**The request**
Wherever a line below holds the word "xlabel", copy that line.

**Entries from a dataset**
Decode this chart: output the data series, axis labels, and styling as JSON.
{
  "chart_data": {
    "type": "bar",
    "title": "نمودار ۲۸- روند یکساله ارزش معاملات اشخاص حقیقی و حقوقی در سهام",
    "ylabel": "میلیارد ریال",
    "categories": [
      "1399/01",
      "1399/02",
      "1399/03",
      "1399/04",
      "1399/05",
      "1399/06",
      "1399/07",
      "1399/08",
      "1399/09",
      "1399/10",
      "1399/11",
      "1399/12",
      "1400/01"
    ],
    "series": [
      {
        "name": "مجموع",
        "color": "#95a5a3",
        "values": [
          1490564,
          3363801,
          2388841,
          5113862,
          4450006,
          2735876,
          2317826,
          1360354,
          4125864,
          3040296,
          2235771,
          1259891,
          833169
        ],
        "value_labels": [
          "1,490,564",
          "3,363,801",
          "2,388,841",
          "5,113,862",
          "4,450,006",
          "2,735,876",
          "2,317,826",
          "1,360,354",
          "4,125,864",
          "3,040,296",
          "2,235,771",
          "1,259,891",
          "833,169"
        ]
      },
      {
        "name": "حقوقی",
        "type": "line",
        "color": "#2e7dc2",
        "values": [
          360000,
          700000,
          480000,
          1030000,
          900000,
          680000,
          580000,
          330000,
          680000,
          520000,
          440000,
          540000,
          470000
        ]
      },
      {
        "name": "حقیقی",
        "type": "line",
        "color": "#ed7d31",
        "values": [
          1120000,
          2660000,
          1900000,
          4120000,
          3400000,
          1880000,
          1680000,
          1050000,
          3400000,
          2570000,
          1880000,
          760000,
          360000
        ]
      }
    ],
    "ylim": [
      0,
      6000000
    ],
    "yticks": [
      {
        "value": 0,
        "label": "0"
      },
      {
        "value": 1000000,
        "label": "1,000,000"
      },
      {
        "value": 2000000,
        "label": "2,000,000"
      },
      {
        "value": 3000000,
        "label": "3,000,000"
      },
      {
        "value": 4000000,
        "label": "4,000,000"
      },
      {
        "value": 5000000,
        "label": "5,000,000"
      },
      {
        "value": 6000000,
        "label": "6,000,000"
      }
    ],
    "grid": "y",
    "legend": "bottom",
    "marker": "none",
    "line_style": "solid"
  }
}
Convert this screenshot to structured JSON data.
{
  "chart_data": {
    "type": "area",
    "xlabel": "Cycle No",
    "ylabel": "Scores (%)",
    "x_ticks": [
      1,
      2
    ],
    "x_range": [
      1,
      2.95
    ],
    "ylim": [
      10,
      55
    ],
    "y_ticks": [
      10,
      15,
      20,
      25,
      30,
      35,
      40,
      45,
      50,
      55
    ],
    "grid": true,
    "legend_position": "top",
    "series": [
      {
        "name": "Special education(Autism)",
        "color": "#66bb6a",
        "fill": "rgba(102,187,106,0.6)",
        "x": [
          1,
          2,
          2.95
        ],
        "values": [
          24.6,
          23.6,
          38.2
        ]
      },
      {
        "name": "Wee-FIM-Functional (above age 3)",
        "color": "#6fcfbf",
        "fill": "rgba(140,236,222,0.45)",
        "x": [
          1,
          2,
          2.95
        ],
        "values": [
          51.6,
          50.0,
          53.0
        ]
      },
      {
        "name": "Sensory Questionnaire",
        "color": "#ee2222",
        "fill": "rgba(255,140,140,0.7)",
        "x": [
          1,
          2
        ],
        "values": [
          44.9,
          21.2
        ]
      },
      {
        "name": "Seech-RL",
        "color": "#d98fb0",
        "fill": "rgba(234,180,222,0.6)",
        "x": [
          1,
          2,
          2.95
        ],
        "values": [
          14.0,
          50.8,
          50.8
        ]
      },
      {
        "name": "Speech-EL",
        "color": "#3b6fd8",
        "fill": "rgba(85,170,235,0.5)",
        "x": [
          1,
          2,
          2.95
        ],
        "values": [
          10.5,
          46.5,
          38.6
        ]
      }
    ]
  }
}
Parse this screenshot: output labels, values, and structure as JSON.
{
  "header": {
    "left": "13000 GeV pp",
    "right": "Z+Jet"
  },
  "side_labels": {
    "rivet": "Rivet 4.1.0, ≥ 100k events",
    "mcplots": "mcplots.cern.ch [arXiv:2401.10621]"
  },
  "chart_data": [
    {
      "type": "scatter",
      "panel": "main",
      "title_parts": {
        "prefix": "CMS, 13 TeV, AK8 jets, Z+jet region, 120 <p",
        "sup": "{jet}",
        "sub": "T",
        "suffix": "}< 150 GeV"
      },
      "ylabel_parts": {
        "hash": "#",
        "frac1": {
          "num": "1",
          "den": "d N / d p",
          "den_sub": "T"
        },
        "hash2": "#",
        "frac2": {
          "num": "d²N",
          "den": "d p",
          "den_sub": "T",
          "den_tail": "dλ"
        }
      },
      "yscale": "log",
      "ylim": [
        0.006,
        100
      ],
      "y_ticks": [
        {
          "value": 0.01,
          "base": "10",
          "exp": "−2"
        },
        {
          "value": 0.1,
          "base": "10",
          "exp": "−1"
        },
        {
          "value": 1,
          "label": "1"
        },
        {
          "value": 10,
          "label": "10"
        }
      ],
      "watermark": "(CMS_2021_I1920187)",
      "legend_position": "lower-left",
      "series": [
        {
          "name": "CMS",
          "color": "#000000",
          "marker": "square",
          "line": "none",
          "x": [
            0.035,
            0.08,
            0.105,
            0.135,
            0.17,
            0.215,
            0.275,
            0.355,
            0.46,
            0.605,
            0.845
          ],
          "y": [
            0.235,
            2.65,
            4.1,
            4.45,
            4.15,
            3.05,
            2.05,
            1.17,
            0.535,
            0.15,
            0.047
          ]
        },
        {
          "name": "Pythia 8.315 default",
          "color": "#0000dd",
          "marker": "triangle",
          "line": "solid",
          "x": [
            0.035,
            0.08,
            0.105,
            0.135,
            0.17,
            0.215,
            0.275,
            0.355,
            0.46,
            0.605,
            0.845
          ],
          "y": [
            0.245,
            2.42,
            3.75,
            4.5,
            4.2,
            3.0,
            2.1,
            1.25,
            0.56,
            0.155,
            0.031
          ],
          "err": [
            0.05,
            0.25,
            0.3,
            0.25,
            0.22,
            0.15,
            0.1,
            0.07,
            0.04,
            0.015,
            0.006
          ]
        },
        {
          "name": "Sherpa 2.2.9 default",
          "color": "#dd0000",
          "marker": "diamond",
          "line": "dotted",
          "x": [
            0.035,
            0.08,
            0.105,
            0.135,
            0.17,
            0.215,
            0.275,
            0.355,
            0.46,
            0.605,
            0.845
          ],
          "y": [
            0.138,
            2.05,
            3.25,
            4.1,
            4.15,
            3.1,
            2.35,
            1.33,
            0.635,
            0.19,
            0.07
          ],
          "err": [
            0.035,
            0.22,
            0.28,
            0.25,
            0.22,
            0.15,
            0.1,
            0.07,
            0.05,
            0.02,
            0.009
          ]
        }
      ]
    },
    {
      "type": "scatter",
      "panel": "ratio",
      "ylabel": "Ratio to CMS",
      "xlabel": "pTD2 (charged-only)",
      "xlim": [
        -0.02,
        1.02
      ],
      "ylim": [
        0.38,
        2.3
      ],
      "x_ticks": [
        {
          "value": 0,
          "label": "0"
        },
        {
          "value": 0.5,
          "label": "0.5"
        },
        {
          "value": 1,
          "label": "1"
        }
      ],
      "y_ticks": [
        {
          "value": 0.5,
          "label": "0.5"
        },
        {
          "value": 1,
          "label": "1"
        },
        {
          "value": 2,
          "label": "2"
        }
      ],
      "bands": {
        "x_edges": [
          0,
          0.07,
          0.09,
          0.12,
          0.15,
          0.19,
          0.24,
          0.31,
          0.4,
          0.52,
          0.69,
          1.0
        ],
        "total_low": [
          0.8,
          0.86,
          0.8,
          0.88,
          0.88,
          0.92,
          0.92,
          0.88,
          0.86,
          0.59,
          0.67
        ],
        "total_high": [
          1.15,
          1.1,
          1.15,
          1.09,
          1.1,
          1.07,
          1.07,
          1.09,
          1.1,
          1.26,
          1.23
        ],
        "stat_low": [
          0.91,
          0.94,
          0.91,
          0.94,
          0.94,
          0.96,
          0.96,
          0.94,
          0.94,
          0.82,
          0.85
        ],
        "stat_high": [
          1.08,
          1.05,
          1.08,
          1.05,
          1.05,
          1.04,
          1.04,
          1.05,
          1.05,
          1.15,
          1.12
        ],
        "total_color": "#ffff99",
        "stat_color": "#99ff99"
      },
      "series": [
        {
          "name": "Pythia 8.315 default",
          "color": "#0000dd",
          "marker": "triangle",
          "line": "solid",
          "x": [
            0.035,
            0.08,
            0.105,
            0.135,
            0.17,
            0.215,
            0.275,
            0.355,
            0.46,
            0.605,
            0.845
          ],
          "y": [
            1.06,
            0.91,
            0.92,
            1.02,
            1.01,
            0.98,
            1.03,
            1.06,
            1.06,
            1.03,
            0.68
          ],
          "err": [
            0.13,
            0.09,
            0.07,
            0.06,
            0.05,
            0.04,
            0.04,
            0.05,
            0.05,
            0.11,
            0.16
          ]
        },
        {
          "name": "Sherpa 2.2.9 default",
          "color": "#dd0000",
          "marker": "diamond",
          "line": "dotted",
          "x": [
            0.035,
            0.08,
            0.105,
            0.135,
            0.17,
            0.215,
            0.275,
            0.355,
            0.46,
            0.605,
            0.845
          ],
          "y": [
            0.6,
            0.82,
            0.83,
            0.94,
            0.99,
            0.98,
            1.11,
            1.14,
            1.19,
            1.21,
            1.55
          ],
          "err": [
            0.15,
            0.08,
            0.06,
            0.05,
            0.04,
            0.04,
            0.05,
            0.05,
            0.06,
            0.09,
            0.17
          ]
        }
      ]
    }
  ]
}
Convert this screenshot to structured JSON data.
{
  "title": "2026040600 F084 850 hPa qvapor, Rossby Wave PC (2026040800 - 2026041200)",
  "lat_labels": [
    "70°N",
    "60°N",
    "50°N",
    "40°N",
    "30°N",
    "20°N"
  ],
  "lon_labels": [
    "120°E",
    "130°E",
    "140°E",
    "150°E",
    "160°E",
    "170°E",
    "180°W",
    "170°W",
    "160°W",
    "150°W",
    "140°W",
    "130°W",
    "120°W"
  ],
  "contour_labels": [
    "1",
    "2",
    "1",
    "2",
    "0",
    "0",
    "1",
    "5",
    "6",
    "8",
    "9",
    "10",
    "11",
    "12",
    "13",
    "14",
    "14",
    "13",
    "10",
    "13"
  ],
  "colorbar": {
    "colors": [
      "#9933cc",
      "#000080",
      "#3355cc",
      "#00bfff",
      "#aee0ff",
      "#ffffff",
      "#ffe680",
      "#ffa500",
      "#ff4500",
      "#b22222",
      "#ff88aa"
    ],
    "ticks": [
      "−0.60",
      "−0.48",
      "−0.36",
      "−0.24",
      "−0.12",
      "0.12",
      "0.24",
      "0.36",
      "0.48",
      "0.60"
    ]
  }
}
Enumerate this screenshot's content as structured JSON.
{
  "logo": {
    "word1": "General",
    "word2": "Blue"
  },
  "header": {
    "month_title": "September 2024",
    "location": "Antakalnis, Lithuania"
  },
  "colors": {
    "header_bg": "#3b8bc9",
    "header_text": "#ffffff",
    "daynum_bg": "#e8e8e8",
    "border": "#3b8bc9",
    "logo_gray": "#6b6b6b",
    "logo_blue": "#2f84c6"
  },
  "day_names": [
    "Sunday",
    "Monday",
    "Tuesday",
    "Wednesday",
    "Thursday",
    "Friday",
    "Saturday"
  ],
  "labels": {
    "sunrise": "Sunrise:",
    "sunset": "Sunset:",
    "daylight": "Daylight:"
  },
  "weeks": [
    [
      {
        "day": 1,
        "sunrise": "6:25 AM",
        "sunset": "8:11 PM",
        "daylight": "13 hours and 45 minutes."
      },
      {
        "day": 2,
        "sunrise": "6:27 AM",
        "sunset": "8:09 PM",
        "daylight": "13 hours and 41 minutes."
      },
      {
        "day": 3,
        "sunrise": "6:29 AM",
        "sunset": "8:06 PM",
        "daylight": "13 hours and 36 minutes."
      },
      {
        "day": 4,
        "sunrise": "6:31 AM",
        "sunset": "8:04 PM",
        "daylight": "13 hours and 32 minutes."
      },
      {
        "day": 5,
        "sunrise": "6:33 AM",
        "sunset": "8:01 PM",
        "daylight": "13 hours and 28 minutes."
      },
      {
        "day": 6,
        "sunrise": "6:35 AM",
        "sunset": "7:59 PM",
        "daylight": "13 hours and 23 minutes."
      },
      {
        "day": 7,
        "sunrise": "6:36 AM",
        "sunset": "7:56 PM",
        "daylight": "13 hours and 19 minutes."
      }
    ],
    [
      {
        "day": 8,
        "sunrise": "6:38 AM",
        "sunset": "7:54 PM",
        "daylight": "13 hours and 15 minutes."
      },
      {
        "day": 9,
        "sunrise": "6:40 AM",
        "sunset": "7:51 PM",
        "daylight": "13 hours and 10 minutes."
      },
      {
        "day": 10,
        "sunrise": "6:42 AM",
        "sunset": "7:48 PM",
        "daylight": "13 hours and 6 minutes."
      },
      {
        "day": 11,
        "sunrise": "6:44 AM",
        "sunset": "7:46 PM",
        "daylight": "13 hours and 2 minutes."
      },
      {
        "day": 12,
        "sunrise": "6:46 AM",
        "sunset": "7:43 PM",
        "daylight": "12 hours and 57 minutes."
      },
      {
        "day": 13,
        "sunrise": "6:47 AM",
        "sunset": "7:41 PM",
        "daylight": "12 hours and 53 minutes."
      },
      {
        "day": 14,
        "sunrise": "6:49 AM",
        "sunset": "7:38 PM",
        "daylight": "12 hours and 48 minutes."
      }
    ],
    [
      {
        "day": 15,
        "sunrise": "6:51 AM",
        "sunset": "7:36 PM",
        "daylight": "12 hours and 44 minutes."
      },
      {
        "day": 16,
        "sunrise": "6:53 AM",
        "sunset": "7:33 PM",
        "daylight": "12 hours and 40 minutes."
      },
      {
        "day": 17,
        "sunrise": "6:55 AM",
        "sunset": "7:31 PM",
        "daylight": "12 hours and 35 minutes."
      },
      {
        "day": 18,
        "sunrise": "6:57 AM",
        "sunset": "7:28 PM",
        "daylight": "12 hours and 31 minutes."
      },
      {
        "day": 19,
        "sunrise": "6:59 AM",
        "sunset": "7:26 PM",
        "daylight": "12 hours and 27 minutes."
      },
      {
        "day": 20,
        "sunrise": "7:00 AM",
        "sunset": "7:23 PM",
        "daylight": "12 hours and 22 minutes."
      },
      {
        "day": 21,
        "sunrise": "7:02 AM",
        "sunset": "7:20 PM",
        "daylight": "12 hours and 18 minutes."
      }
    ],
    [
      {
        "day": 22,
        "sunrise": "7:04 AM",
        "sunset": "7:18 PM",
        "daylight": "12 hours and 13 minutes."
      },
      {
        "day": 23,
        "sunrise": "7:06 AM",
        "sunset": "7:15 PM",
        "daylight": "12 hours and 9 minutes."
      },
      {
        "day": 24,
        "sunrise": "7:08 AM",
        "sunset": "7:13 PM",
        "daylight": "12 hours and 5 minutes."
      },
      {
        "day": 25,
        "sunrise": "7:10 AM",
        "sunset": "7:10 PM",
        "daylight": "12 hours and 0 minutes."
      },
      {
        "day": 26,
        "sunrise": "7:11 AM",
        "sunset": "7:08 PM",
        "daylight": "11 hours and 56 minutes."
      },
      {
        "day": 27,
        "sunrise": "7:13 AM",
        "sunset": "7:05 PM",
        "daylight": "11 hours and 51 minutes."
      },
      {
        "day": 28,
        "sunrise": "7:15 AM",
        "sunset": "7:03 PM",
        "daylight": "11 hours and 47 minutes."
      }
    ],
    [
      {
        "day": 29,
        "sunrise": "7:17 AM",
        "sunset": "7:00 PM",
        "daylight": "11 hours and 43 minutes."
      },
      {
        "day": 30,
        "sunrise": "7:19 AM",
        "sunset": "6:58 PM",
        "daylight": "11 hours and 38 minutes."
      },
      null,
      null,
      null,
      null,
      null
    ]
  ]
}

**Task response**
    "xlabel": "Cycle No",
      "xlabel": "pTD2 (charged-only)",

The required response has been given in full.